TASK DESCRIPTION: Set down each entry from the block beneath, exactly as written.

INFORMATION SUPPLIED:
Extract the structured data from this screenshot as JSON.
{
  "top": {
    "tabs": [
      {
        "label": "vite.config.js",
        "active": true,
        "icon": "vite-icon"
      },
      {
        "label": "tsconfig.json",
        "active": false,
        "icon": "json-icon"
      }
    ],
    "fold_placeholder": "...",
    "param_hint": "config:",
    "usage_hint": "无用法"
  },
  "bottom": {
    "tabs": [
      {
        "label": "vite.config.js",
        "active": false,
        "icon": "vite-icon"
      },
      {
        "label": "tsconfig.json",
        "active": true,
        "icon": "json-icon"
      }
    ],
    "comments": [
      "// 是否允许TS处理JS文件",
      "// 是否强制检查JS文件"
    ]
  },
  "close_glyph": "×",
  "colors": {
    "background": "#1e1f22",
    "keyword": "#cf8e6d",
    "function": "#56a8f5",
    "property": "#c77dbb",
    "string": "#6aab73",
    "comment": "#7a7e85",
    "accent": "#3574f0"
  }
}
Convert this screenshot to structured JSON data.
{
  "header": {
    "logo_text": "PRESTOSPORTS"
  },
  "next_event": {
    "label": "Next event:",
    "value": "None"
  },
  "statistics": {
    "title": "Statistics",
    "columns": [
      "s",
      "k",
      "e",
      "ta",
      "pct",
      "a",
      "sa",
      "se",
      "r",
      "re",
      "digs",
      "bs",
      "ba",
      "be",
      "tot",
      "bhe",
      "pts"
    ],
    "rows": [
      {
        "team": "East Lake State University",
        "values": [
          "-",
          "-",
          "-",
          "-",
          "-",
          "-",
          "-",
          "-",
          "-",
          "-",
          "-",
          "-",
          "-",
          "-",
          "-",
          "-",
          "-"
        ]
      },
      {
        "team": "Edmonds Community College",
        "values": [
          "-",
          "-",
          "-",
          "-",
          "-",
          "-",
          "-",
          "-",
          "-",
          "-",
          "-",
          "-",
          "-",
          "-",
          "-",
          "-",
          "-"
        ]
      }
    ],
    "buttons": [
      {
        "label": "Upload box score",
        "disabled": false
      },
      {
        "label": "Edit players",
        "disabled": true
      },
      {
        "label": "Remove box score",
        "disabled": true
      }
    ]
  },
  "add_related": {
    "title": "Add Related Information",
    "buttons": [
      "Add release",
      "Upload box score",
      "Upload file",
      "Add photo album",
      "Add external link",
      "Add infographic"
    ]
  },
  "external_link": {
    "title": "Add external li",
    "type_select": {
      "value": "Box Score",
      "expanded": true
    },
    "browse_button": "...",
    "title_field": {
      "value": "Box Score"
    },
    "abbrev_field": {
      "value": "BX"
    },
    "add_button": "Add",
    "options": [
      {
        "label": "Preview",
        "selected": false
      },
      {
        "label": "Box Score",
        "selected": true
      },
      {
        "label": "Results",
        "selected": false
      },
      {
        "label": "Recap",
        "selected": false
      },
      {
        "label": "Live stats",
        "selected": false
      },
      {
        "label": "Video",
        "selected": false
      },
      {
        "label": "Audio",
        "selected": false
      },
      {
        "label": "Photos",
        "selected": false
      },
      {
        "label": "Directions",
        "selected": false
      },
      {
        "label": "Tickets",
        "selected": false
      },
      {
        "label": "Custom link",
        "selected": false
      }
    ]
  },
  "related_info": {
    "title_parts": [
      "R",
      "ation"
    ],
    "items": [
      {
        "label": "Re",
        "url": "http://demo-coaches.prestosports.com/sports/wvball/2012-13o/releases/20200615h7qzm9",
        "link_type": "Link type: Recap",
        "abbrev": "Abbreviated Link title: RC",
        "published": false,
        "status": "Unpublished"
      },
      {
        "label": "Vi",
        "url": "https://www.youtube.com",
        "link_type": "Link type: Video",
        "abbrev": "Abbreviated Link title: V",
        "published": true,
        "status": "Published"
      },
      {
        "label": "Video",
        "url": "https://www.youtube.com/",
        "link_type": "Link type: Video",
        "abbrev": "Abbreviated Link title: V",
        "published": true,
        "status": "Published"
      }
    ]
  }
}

SOLUTION FOR THIS TASK:
Extract the structured data from this screenshot as JSON.
{
  "top": {
    "tabs": [
      {
        "label": "vite.config.js",
        "active": true,
        "icon": "vite-icon"
      },
      {
        "label": "tsconfig.json",
        "active": false,
        "icon": "json-icon"
      }
    ],
    "fold_placeholder": "...",
    "param_hint": "config:",
    "usage_hint": "无用法"
  },
  "bottom": {
    "tabs": [
      {
        "label": "vite.config.js",
        "active": false,
        "icon": "vite-icon"
      },
      {
        "label": "tsconfig.json",
        "active": true,
        "icon": "json-icon"
      }
    ],
    "comments": [
      "// 是否允许TS处理JS文件",
      "// 是否强制检查JS文件"
    ]
  },
  "close_glyph": "×",
  "colors": {
    "background": "#1e1f22",
    "keyword": "#cf8e6d",
    "function": "#56a8f5",
    "property": "#c77dbb",
    "string": "#6aab73",
    "comment": "#7a7e85",
    "accent": "#3574f0"
  }
}
Convert this screenshot to structured JSON data.
{
  "header": {
    "logo_text": "PRESTOSPORTS"
  },
  "next_event": {
    "label": "Next event:",
    "value": "None"
  },
  "statistics": {
    "title": "Statistics",
    "columns": [
      "s",
      "k",
      "e",
      "ta",
      "pct",
      "a",
      "sa",
      "se",
      "r",
      "re",
      "digs",
      "bs",
      "ba",
      "be",
      "tot",
      "bhe",
      "pts"
    ],
    "rows": [
      {
        "team": "East Lake State University",
        "values": [
          "-",
          "-",
          "-",
          "-",
          "-",
          "-",
          "-",
          "-",
          "-",
          "-",
          "-",
          "-",
          "-",
          "-",
          "-",
          "-",
          "-"
        ]
      },
      {
        "team": "Edmonds Community College",
        "values": [
          "-",
          "-",
          "-",
          "-",
          "-",
          "-",
          "-",
          "-",
          "-",
          "-",
          "-",
          "-",
          "-",
          "-",
          "-",
          "-",
          "-"
        ]
      }
    ],
    "buttons": [
      {
        "label": "Upload box score",
        "disabled": false
      },
      {
        "label": "Edit players",
        "disabled": true
      },
      {
        "label": "Remove box score",
        "disabled": true
      }
    ]
  },
  "add_related": {
    "title": "Add Related Information",
    "buttons": [
      "Add release",
      "Upload box score",
      "Upload file",
      "Add photo album",
      "Add external link",
      "Add infographic"
    ]
  },
  "external_link": {
    "title": "Add external li",
    "type_select": {
      "value": "Box Score",
      "expanded": true
    },
    "browse_button": "...",
    "title_field": {
      "value": "Box Score"
    },
    "abbrev_field": {
      "value": "BX"
    },
    "add_button": "Add",
    "options": [
      {
        "label": "Preview",
        "selected": false
      },
      {
        "label": "Box Score",
        "selected": true
      },
      {
        "label": "Results",
        "selected": false
      },
      {
        "label": "Recap",
        "selected": false
      },
      {
        "label": "Live stats",
        "selected": false
      },
      {
        "label": "Video",
        "selected": false
      },
      {
        "label": "Audio",
        "selected": false
      },
      {
        "label": "Photos",
        "selected": false
      },
      {
        "label": "Directions",
        "selected": false
      },
      {
        "label": "Tickets",
        "selected": false
      },
      {
        "label": "Custom link",
        "selected": false
      }
    ]
  },
  "related_info": {
    "title_parts": [
      "R",
      "ation"
    ],
    "items": [
      {
        "label": "Re",
        "url": "http://demo-coaches.prestosports.com/sports/wvball/2012-13o/releases/20200615h7qzm9",
        "link_type": "Link type: Recap",
        "abbrev": "Abbreviated Link title: RC",
        "published": false,
        "status": "Unpublished"
      },
      {
        "label": "Vi",
        "url": "https://www.youtube.com",
        "link_type": "Link type: Video",
        "abbrev": "Abbreviated Link title: V",
        "published": true,
        "status": "Published"
      },
      {
        "label": "Video",
        "url": "https://www.youtube.com/",
        "link_type": "Link type: Video",
        "abbrev": "Abbreviated Link title: V",
        "published": true,
        "status": "Published"
      }
    ]
  }
}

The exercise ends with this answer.